Source data:
--------------------
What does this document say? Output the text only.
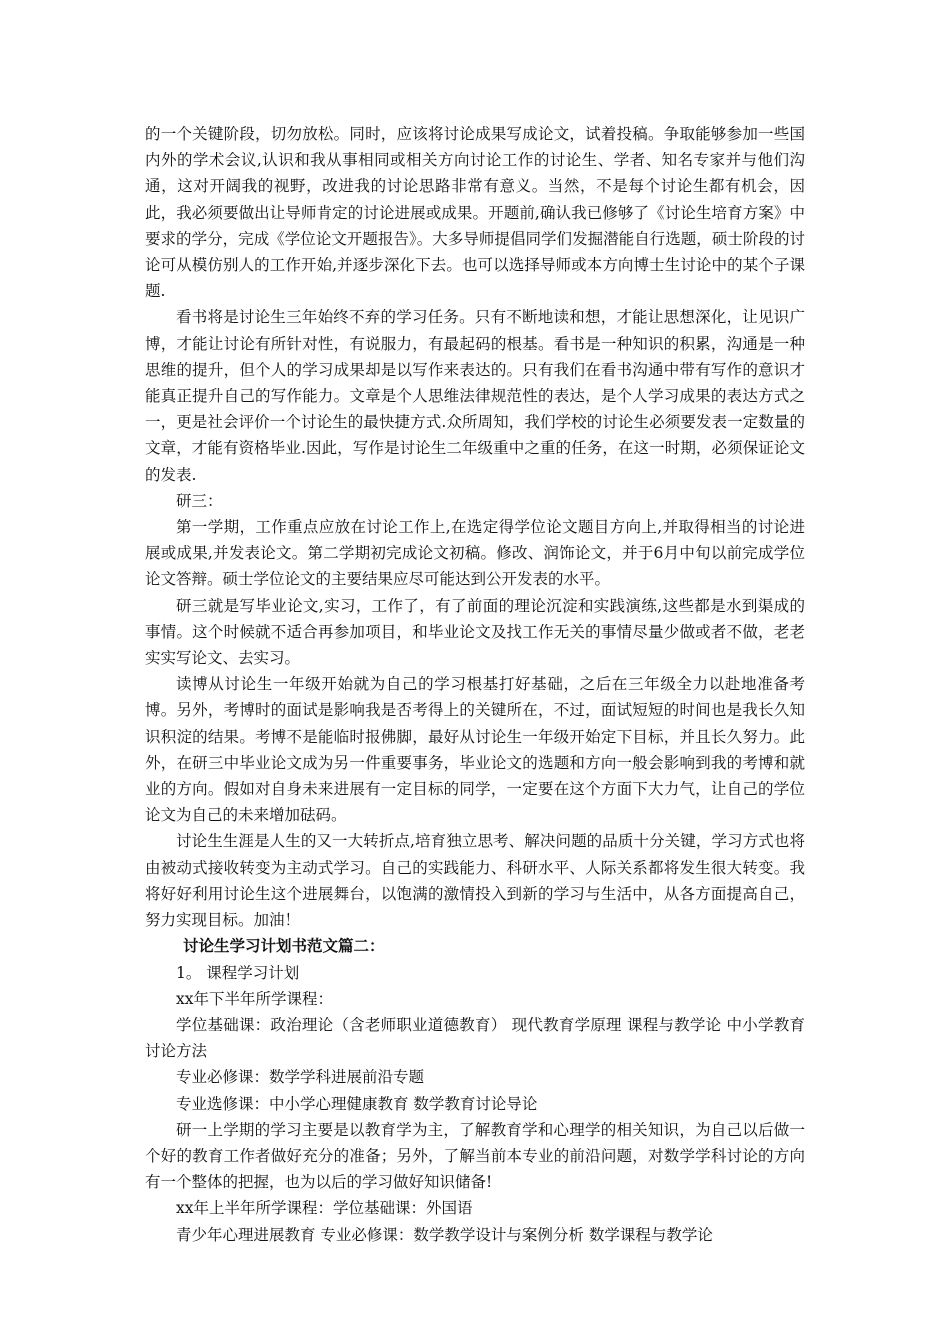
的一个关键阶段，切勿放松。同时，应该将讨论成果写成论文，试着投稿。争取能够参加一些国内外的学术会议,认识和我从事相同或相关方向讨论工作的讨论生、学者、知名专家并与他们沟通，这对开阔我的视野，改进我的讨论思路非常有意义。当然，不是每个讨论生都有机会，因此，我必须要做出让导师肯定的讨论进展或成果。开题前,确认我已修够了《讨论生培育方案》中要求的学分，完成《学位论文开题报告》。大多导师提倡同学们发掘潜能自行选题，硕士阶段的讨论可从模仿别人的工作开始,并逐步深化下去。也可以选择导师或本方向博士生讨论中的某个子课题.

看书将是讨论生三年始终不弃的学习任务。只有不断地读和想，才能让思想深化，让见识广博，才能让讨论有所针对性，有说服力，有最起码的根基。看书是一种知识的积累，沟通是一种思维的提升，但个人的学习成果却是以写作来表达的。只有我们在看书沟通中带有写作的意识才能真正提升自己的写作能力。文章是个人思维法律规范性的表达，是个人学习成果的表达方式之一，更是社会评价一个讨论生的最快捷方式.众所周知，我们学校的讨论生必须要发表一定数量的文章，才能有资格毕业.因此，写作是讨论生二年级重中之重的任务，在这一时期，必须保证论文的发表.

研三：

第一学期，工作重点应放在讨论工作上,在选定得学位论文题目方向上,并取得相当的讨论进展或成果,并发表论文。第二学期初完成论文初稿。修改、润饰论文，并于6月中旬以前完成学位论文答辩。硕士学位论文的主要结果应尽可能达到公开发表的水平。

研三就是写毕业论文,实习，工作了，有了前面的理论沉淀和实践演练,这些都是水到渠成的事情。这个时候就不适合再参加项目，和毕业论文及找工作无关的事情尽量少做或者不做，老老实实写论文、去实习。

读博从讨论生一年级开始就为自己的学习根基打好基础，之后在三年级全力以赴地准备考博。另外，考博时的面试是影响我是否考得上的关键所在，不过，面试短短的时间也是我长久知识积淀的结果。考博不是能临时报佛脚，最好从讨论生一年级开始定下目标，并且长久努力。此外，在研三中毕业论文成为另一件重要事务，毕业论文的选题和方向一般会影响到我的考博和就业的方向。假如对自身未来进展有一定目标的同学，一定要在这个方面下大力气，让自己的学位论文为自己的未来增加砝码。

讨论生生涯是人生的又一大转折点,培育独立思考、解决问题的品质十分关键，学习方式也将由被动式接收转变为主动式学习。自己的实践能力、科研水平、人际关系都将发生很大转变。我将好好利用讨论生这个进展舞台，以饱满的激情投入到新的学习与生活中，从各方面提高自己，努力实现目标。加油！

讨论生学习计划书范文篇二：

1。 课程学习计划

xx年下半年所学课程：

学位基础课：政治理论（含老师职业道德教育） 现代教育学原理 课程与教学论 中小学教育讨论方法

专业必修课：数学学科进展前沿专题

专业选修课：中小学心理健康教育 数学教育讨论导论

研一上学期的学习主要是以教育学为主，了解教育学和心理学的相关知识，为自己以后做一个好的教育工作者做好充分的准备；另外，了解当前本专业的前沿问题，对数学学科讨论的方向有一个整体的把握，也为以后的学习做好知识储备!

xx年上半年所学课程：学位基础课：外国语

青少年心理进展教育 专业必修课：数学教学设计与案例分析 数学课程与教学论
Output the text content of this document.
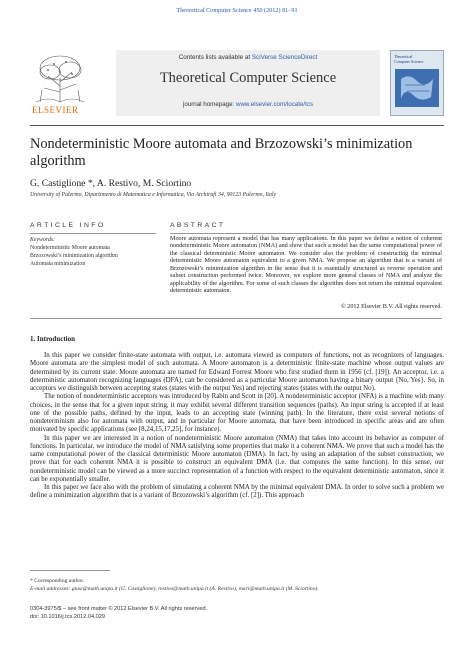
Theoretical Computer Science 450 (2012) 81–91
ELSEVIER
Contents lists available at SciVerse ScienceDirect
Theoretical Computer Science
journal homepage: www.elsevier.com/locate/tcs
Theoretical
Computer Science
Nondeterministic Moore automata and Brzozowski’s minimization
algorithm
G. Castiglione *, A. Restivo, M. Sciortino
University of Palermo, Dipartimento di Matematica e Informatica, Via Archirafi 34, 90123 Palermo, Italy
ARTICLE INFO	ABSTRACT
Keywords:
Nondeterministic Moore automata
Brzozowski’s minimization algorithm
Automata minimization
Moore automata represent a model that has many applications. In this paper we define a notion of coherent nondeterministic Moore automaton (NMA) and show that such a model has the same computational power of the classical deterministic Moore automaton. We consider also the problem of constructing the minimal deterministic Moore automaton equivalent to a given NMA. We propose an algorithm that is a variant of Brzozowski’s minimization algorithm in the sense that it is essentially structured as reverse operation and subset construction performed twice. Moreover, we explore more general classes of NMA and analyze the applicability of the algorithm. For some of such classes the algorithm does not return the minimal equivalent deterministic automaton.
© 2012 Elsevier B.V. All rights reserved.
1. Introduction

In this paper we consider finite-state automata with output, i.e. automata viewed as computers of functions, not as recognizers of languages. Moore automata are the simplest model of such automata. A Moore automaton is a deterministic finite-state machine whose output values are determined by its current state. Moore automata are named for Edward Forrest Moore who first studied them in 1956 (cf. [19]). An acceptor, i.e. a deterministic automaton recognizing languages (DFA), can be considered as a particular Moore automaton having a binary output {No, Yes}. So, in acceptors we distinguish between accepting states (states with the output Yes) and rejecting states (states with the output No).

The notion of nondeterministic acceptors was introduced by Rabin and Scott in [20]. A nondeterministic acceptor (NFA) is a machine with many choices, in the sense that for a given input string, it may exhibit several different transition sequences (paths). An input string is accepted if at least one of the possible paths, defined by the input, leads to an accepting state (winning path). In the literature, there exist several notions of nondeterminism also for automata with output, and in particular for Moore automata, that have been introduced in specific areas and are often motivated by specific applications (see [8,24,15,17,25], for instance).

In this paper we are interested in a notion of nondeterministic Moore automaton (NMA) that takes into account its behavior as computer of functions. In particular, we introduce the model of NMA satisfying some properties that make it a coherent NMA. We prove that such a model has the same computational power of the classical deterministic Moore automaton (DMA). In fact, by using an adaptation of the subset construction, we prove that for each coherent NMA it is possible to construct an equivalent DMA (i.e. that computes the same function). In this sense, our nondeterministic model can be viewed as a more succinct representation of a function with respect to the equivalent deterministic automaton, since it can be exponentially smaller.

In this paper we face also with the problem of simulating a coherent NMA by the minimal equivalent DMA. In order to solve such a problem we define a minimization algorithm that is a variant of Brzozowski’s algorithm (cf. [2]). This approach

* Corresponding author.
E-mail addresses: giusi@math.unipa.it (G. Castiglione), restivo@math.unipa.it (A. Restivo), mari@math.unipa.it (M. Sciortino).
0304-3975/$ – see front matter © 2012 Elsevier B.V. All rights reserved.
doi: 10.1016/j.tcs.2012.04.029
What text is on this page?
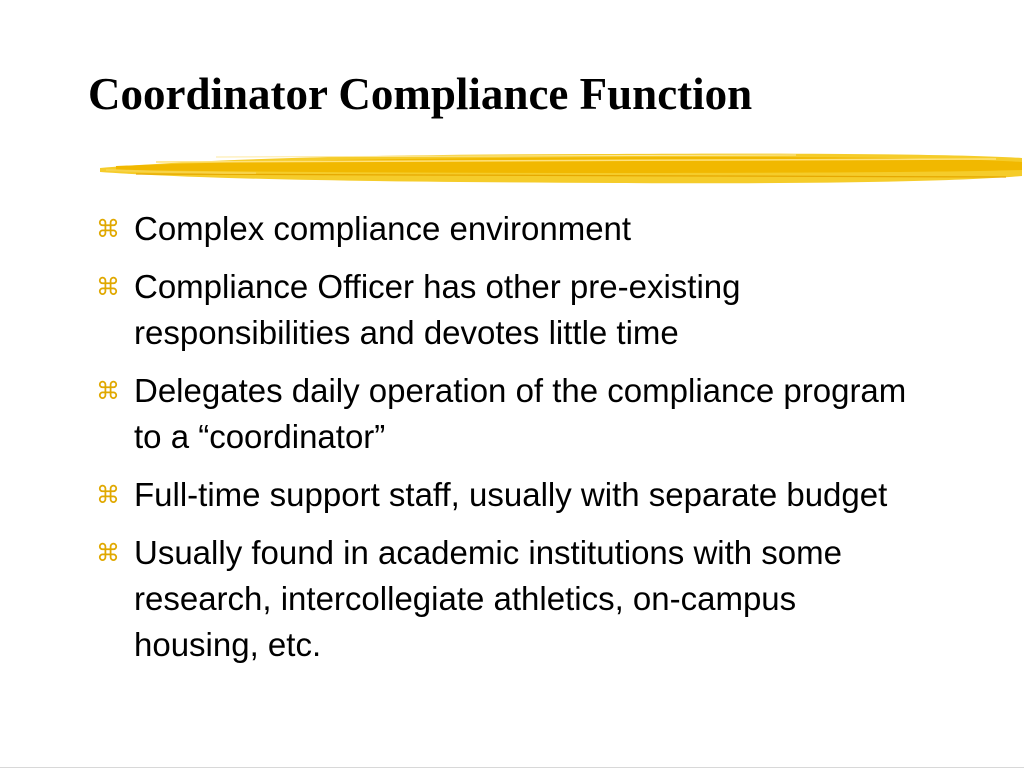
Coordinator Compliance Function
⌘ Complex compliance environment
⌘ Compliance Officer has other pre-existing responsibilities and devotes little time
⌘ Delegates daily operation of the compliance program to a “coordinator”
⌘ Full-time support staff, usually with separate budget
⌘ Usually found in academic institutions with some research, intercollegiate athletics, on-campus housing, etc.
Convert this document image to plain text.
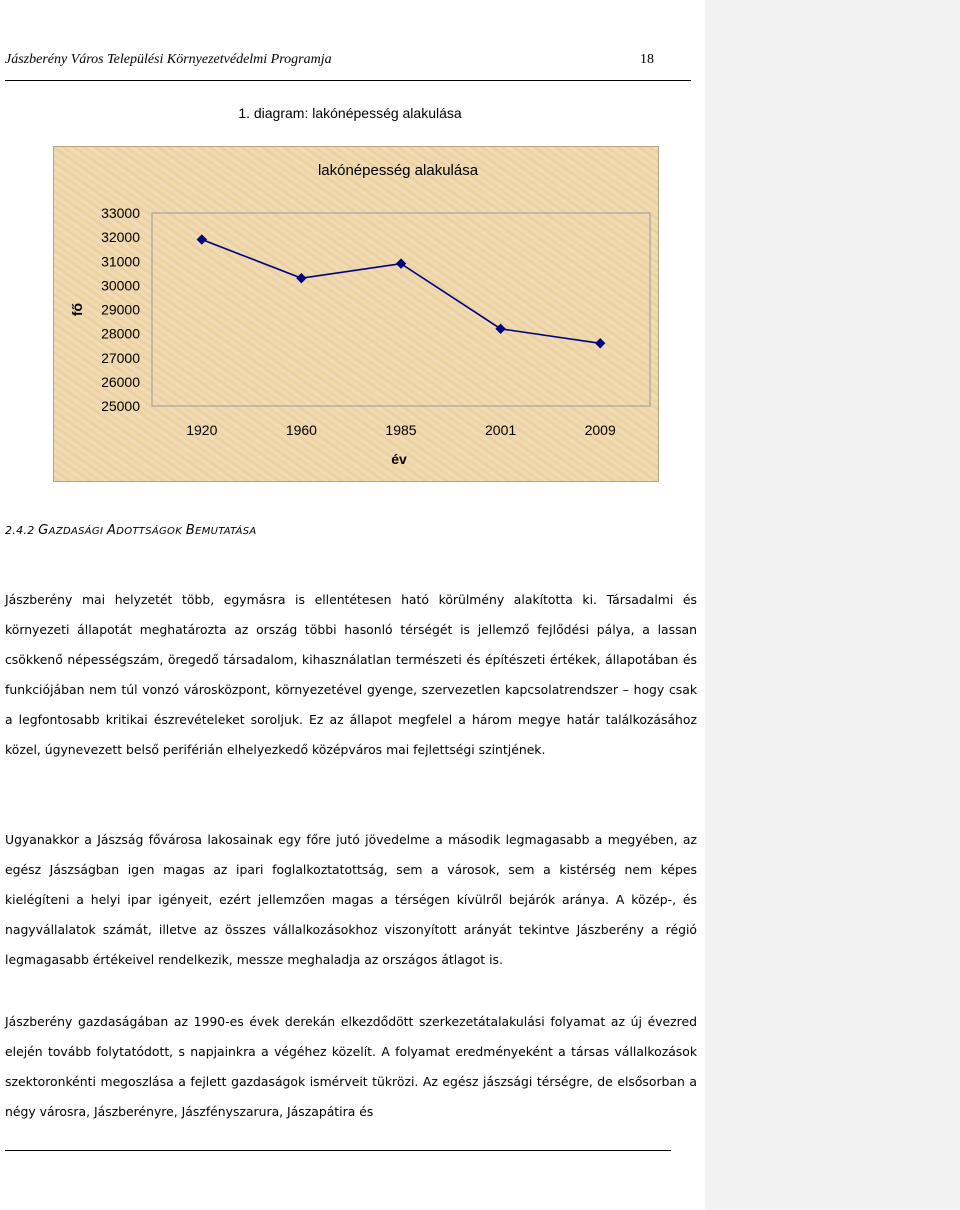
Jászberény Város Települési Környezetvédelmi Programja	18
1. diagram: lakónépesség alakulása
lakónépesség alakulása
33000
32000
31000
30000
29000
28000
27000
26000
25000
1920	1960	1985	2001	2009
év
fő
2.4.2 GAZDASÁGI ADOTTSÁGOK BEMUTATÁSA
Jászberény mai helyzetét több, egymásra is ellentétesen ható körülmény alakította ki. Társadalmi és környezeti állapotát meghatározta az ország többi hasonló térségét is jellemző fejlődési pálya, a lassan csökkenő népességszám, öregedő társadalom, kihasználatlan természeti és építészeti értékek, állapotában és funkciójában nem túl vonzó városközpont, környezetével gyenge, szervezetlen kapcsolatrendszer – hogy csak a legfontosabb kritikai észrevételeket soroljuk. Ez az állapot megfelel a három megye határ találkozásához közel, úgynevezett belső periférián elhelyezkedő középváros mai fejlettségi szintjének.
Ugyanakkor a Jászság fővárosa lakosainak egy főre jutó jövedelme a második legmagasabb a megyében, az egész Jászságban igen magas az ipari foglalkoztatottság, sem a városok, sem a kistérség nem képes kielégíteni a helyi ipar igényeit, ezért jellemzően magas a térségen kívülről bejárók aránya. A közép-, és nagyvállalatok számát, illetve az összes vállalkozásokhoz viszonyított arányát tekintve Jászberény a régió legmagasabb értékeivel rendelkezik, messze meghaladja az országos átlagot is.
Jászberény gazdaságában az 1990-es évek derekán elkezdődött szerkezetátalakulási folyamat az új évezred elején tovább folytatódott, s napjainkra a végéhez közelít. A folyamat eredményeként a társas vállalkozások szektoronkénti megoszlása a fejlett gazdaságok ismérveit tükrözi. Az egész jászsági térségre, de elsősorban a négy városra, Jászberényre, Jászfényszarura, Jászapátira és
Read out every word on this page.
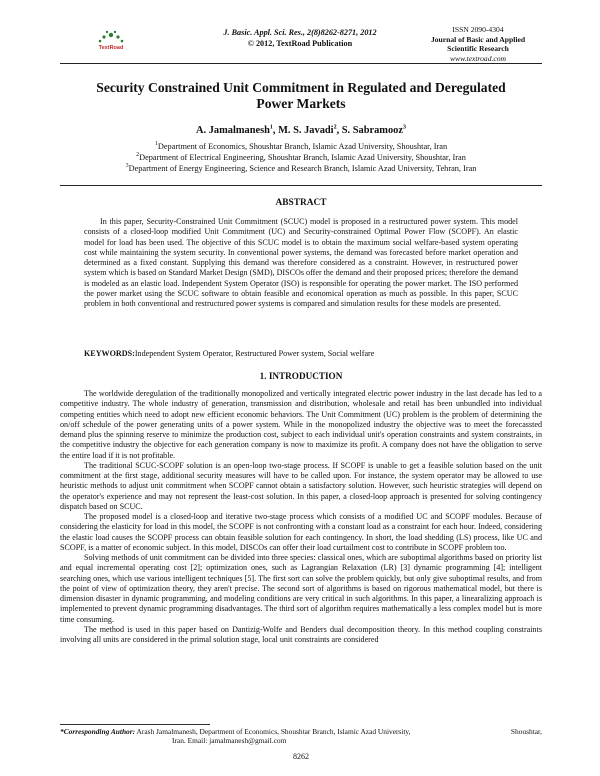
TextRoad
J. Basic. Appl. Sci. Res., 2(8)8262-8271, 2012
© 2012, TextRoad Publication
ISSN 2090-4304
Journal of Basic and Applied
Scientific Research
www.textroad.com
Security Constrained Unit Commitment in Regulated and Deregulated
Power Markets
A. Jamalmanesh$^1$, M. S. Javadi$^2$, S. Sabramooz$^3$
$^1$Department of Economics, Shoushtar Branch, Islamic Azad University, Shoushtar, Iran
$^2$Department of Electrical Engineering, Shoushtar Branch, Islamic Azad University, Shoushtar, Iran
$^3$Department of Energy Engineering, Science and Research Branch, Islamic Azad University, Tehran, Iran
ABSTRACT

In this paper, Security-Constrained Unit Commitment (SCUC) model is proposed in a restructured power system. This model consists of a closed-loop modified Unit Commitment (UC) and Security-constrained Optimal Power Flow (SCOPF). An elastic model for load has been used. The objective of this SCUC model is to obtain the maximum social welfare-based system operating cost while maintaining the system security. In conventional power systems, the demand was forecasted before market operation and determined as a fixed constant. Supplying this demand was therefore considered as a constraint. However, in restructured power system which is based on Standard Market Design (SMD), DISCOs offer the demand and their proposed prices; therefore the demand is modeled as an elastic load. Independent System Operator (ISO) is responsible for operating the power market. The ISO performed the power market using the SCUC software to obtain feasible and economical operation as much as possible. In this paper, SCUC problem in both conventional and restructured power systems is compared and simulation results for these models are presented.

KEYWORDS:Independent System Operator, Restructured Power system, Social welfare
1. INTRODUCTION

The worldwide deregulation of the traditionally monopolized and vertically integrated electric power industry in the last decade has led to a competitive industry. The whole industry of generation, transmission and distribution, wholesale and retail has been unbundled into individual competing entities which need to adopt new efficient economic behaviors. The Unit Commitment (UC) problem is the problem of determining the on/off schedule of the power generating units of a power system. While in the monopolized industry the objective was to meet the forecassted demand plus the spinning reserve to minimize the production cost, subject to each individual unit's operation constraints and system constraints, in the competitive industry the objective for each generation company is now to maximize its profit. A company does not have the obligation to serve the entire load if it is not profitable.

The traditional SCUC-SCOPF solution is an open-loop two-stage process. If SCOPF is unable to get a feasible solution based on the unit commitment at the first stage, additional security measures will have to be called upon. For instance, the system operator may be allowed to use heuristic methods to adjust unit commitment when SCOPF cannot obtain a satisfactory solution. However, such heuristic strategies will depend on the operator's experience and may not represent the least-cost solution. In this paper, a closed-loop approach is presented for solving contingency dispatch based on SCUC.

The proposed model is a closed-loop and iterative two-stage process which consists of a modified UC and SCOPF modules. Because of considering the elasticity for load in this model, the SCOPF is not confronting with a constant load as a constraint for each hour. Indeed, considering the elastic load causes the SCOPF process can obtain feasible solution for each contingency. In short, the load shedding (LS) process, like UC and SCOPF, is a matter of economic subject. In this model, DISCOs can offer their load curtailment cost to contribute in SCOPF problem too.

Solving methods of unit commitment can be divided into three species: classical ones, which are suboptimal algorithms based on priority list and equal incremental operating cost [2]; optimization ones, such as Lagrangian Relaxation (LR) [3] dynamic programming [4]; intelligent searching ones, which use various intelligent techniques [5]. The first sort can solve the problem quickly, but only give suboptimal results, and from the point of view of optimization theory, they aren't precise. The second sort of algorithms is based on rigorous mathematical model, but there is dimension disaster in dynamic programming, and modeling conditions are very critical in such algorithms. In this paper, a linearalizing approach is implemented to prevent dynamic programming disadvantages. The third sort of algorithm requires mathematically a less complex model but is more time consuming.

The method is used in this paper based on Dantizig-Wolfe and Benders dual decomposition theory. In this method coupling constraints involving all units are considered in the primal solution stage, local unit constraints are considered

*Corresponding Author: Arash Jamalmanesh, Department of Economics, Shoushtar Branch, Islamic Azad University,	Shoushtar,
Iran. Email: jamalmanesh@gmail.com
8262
--------------------
Each line in the entries above that includes the string "matter" should be extracted.

Output below:
0304-3975/$ – see front matter © 2012 Elsevier B.V. All rights reserved.
The proposed model is a closed-loop and iterative two-stage process which consists of a modified UC and SCOPF modules. Because of considering the elasticity for load in this model, the SCOPF is not confronting with a constant load as a constraint for each hour. Indeed, considering the elastic load causes the SCOPF process can obtain feasible solution for each contingency. In short, the load shedding (LS) process, like UC and SCOPF, is a matter of economic subject. In this model, DISCOs can offer their load curtailment cost to contribute in SCOPF problem too.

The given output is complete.